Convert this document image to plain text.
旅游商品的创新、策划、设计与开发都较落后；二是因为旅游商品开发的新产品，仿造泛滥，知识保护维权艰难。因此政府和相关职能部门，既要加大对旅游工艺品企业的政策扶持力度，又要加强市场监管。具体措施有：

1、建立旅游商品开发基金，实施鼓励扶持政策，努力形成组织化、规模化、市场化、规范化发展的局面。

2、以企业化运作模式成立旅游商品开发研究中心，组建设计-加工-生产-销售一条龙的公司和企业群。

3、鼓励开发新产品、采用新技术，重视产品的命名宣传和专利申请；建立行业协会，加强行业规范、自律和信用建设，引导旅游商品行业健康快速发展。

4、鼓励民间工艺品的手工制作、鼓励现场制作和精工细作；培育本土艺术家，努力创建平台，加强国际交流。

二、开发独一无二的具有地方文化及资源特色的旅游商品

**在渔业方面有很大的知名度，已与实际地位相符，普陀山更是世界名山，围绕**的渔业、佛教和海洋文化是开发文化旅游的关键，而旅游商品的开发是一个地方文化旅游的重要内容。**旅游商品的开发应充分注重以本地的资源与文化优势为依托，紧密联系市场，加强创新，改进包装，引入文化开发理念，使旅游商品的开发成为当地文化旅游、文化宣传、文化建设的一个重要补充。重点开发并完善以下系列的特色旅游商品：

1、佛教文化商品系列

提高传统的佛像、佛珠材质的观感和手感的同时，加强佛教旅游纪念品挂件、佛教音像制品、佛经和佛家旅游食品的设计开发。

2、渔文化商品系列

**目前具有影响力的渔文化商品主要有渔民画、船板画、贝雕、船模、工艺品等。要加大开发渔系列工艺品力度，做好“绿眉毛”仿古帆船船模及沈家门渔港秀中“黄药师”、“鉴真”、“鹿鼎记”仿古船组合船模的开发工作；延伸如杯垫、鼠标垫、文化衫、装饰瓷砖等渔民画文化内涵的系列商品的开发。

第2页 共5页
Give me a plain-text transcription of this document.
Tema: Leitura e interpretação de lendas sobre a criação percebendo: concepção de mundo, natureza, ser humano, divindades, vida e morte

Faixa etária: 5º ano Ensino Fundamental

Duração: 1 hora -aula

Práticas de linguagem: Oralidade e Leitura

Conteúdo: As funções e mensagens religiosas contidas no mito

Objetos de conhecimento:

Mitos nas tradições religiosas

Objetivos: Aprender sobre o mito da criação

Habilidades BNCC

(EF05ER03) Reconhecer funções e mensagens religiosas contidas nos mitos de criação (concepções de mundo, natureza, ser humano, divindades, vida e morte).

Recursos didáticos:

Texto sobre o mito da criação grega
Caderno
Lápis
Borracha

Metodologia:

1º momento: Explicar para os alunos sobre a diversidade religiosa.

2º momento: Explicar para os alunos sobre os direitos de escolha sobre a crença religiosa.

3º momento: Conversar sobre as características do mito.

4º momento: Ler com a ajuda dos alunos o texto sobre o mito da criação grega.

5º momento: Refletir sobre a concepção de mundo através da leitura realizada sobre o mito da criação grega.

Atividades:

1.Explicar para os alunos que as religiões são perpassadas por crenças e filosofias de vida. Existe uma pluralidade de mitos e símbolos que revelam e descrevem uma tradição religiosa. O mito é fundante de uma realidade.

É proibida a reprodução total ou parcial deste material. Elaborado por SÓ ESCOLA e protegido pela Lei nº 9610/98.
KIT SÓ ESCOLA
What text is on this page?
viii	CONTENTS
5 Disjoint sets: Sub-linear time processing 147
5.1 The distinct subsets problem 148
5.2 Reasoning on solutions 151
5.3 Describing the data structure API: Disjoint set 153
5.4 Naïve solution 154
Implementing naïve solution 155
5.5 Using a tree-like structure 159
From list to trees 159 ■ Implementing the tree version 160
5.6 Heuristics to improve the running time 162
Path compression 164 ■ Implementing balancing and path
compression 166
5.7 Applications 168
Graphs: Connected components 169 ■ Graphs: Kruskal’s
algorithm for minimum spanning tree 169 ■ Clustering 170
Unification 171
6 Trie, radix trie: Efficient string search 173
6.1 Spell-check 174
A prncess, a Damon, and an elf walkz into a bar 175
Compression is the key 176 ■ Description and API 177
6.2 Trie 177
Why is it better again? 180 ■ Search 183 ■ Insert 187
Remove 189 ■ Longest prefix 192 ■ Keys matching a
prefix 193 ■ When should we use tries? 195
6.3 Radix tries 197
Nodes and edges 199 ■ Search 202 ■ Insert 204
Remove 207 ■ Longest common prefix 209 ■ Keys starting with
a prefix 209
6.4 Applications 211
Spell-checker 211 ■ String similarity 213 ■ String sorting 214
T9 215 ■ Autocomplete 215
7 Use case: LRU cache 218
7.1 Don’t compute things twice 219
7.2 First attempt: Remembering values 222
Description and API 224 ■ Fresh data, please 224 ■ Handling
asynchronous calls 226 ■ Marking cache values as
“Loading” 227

+---+

# [Exercise details]
Find each line holding the word "contidas" and copy it.

# [Exercise result]
Conteúdo: As funções e mensagens religiosas contidas no mito
(EF05ER03) Reconhecer funções e mensagens religiosas contidas nos mitos de criação (concepções de mundo, natureza, ser humano, divindades, vida e morte).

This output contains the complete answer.